» Exercises:
**A)** Using the email about storing blobs below, answer yes or no to each statement and quote the words that decide it: (i) filesystems are described as mainly built for efficient I/O to the contents of files; (ii) the filesystem backup is called a 'physical' backup; (iii) the message is dated in 2007.
**B)** Carry on the email about storing blobs in a database versus a filesystem, starting right after its final sentence.

RE: Storing blobs in database vs filesystem

  • From: "Kevin Closson" <kevinc@xxxxxxxxxxxxx>
  • To: "ORACLE-L" <oracle-l@xxxxxxxxxxxxx>
  • Date: Tue, 3 Oct 2006 11:50:40 -0700

 
        
>       So, I'd take this into account very carefully when you decide to
go for the FS solution. Restoring millions of files to a FS is pretty
mujch akin re-inserting row by row in the database. The filesystem
backup is a 'logical' backup, like exportfile, and 'logical' recovery
resembles import, without array processing features to speed things up.
Filesystems are not very efficient in creating tons of files, they're
mainly build for efficient I/O to the contents of the files (Kevin,
correct me if I got it wrong). So, unless you can 'dd' the disks as a
backup, the recovery secenario is a serious threat to your solution, if
not a showstopper, even when you have a complete flat directory
structure or 
can backup 'physical'.

(Excerpts from a dataset)
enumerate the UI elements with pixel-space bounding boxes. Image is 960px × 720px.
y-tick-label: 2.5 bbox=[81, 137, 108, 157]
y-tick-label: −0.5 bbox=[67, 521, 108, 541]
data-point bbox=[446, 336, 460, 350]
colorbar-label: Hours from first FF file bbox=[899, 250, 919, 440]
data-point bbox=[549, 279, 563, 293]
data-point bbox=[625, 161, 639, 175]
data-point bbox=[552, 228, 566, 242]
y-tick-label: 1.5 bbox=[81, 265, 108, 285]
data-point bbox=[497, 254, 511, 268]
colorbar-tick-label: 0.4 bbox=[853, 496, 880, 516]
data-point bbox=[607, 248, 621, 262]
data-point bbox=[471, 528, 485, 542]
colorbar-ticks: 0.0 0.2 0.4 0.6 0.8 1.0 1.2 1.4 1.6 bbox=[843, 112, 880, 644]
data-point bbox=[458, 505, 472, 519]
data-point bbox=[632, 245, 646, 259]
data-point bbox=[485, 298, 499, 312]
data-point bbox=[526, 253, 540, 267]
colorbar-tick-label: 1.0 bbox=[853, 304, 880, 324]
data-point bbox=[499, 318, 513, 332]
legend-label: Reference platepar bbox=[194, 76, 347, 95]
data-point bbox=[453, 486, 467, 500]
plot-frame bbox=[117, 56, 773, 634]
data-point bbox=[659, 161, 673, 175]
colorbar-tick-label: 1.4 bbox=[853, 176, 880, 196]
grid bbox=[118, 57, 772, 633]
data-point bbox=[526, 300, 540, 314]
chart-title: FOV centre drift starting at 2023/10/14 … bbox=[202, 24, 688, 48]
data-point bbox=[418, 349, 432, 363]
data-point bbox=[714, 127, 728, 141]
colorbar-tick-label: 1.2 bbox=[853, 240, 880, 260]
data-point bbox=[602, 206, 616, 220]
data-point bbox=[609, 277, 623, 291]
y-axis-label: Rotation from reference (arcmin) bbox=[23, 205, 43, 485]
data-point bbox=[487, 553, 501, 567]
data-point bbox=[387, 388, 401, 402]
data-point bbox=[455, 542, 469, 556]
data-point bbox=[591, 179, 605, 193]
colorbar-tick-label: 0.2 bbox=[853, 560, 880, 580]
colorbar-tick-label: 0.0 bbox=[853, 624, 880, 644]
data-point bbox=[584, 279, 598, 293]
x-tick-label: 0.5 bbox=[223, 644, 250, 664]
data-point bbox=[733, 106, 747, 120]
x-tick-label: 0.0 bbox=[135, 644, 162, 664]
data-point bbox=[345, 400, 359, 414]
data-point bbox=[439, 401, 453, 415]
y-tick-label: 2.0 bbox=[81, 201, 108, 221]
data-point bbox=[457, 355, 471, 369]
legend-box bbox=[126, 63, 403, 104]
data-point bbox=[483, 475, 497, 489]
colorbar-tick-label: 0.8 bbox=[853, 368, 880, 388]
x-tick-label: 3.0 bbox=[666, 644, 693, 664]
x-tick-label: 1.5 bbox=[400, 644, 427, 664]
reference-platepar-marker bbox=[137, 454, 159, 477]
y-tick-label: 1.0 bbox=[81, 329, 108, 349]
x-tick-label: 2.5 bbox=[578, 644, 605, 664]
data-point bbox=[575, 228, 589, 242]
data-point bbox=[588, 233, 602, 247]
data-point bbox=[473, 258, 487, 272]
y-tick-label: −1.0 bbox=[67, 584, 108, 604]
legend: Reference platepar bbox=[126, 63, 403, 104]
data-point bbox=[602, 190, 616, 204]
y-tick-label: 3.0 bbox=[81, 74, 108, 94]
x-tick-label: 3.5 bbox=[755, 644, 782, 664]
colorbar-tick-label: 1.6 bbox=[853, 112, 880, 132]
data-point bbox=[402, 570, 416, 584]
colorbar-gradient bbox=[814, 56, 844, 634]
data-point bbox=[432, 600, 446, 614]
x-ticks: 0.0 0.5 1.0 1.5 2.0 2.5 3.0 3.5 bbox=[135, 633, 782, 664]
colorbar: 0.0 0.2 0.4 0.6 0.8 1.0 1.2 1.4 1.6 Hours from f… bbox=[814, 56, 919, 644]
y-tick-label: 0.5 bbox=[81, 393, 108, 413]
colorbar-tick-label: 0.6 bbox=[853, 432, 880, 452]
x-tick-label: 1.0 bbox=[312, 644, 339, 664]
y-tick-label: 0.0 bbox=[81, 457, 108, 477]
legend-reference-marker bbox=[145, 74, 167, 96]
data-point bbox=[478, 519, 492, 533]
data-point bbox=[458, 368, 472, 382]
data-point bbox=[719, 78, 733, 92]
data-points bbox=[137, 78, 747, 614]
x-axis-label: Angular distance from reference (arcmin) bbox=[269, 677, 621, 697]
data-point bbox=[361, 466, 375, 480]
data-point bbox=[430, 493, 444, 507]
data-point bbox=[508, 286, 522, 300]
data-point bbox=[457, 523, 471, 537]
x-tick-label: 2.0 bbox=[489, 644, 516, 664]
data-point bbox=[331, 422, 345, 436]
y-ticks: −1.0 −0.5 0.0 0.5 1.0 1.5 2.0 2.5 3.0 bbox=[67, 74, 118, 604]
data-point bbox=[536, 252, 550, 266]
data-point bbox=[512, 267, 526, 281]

» Results of the tasks:
**A)**
(i) Yes: "they're mainly build for efficient I/O to the contents of the files"
(ii) No: "The filesystem backup is a 'logical' backup, like exportfile"
(iii) No: "Date: Tue, 3 Oct 2006 11:50:40 -0700"

**B)**
I wouldn't say that filesystems are built for efficient I/O to the
contents of files. Actually, once
a file is open, most of the hard work of a filesystem is over. Depending
on how files are 
allocated (maps, extents, whatever), the positioning and read/write
calls are really no big deal. It is
the manipulation of file attributes that is tough for files. I'd say
there are not many (if any)
filesystems that can readily handle millions of files in a directory.
Video rendering farms 
do often times need such structure, so we are working on optimizations
for such here, but 
that is not our bread and butter either.